--- begin INPUT MATERIAL ---

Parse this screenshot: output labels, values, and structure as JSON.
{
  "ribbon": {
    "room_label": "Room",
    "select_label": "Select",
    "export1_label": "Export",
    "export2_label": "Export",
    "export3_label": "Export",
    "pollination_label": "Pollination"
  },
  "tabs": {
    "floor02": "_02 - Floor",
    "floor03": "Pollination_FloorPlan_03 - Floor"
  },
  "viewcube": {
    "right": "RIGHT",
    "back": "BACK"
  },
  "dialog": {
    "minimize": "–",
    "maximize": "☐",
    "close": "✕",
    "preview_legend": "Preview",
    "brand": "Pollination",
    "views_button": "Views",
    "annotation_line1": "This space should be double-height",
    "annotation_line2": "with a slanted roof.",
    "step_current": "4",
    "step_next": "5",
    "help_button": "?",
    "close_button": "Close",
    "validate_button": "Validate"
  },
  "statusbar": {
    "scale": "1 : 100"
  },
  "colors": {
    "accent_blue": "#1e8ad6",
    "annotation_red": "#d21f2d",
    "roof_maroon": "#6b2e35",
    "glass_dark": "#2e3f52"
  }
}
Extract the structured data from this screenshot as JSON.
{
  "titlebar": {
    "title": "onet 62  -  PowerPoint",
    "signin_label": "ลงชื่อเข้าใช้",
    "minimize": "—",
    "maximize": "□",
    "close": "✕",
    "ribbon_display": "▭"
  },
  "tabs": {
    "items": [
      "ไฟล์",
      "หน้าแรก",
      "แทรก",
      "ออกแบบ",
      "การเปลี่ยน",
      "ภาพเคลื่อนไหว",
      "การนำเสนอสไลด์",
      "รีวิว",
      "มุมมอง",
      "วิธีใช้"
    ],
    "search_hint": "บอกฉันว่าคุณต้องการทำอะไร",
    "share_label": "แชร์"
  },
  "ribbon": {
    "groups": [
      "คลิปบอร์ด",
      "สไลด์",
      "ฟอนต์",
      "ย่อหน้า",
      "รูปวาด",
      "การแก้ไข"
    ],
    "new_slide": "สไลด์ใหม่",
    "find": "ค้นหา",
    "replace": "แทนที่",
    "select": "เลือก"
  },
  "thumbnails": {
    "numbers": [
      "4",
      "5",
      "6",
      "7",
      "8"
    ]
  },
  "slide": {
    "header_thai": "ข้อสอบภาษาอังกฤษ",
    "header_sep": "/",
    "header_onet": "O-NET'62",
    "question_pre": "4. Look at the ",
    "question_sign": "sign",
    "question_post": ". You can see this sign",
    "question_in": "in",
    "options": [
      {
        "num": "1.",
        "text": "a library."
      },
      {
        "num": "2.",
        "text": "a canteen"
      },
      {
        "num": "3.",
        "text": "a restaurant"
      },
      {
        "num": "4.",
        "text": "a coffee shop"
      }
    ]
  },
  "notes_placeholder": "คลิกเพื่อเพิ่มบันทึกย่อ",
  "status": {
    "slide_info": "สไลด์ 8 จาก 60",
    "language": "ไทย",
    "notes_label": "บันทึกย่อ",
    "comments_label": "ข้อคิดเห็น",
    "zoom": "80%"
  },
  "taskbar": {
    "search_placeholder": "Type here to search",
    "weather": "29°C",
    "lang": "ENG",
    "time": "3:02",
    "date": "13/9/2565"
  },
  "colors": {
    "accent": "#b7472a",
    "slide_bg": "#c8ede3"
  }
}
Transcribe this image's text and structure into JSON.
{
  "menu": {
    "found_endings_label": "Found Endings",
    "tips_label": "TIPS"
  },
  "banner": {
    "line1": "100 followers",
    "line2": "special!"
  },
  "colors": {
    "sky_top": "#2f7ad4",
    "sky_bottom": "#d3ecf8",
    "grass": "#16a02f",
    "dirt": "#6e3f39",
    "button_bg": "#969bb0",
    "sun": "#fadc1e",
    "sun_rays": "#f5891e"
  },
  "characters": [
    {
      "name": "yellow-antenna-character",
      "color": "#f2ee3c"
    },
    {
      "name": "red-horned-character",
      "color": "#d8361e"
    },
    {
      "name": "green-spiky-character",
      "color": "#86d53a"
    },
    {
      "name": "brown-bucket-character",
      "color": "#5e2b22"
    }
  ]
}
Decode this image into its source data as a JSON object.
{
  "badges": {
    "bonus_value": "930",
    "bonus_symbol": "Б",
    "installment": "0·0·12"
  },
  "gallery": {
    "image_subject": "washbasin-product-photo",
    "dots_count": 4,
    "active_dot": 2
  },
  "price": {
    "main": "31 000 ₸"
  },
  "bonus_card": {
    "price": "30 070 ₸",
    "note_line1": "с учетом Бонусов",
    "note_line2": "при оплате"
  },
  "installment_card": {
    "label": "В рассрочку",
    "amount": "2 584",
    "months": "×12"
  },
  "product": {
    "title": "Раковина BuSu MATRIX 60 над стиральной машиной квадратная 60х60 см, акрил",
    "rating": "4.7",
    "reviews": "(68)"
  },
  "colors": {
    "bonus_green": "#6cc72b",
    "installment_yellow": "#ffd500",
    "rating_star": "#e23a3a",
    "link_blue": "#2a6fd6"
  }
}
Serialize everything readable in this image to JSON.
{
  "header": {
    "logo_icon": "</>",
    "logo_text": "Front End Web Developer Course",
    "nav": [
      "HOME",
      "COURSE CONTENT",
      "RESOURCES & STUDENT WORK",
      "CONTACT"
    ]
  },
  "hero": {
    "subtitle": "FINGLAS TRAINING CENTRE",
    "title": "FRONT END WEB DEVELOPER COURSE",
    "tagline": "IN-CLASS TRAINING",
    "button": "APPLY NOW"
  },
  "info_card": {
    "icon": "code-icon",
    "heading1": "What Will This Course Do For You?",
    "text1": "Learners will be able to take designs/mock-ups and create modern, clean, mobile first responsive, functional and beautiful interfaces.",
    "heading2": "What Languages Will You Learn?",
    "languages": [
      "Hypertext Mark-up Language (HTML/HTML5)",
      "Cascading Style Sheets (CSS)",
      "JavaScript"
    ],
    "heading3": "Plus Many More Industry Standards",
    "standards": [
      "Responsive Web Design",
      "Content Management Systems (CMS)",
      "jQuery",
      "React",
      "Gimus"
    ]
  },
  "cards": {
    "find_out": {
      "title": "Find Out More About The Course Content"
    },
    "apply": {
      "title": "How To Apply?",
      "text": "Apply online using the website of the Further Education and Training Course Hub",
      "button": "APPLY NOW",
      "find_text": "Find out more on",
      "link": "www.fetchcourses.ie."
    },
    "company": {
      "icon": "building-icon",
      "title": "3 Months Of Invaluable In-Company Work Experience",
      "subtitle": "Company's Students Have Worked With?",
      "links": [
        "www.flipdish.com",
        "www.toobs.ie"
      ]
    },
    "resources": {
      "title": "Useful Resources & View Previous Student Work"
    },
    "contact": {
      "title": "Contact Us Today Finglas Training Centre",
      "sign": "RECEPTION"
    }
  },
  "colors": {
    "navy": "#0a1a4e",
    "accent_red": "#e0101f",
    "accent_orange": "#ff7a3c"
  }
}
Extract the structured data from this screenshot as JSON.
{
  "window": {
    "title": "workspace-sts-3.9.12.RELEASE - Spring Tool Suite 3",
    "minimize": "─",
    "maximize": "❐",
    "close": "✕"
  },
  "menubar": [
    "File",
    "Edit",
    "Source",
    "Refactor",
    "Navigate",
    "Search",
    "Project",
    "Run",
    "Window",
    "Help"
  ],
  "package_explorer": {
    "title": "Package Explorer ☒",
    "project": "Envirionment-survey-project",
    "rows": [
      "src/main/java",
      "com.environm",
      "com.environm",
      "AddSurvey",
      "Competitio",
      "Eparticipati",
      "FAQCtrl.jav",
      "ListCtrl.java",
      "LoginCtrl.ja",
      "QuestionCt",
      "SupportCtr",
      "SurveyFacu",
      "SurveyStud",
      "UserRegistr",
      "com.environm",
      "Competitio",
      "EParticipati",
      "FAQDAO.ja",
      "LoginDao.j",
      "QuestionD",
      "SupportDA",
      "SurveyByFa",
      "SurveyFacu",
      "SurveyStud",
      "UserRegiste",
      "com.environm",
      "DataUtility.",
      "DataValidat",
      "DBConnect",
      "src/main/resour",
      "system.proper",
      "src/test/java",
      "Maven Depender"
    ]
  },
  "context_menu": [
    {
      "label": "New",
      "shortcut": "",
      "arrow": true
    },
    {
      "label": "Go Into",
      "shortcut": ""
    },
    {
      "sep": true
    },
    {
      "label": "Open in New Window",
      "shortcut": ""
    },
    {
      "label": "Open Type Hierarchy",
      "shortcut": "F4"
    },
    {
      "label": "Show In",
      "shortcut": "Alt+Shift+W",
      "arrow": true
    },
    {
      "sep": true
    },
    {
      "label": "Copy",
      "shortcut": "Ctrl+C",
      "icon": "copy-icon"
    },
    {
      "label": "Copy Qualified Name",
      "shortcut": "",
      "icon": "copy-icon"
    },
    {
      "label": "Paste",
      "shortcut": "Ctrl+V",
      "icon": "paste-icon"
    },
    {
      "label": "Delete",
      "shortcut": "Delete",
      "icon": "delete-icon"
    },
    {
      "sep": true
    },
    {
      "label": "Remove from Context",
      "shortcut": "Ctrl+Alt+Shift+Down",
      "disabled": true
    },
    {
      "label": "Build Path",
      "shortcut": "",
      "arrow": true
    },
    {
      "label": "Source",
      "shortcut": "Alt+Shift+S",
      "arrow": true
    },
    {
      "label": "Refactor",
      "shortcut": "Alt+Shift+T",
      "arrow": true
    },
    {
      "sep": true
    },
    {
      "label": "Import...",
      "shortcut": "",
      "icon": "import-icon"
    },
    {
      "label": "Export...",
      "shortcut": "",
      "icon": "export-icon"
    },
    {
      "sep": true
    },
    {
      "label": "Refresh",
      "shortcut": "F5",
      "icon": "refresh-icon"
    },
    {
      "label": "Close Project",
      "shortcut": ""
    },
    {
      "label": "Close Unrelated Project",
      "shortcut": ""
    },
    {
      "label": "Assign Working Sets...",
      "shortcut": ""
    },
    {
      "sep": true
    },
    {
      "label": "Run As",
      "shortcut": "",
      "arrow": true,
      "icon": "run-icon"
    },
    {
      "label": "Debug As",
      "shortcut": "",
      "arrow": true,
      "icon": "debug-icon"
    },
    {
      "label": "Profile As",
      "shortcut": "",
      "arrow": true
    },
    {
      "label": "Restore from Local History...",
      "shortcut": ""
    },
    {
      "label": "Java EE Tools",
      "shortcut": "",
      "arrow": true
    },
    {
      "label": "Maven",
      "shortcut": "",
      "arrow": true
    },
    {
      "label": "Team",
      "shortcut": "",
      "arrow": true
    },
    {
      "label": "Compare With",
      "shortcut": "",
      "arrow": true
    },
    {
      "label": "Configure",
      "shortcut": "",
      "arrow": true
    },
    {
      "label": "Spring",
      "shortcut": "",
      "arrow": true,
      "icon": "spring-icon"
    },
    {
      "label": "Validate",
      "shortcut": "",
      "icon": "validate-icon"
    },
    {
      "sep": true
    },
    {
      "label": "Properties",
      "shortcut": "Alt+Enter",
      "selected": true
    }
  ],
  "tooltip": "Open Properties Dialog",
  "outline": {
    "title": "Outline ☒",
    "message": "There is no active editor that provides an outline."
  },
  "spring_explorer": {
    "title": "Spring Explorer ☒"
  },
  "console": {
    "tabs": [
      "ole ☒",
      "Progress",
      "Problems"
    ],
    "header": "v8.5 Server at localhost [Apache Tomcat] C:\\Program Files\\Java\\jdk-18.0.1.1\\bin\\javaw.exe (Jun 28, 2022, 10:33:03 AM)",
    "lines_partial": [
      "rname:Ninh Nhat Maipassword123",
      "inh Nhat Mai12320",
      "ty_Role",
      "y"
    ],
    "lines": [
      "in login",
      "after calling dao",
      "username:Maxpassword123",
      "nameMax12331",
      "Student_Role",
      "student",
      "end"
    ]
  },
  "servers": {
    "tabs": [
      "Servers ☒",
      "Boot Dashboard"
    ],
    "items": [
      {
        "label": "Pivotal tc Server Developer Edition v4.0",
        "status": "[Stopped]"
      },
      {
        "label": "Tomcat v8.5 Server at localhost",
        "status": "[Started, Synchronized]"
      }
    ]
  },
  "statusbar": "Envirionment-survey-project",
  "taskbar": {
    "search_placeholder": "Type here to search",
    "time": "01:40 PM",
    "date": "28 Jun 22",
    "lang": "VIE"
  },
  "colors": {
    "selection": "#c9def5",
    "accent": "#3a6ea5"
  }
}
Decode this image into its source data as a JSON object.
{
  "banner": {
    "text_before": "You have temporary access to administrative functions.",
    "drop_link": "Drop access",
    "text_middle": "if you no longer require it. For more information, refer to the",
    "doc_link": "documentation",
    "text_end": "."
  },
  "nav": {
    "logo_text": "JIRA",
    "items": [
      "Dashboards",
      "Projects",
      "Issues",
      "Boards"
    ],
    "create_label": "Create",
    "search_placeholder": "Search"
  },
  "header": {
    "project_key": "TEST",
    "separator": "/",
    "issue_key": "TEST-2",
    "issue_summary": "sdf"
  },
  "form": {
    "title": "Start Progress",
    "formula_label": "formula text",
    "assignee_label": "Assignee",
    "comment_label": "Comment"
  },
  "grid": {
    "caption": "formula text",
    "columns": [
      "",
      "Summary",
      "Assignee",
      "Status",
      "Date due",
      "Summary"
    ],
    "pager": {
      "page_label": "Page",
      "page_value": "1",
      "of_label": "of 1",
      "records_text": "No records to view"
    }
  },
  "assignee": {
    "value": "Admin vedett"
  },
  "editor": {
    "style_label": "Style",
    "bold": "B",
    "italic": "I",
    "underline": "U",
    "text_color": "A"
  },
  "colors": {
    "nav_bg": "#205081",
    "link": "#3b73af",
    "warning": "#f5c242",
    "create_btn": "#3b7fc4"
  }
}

--- end INPUT MATERIAL ---

EXERCISE OBJECTIVE: Return nothing except the number of lines that include the string "Nhat".

RESPONSE TO THE EXERCISE: 2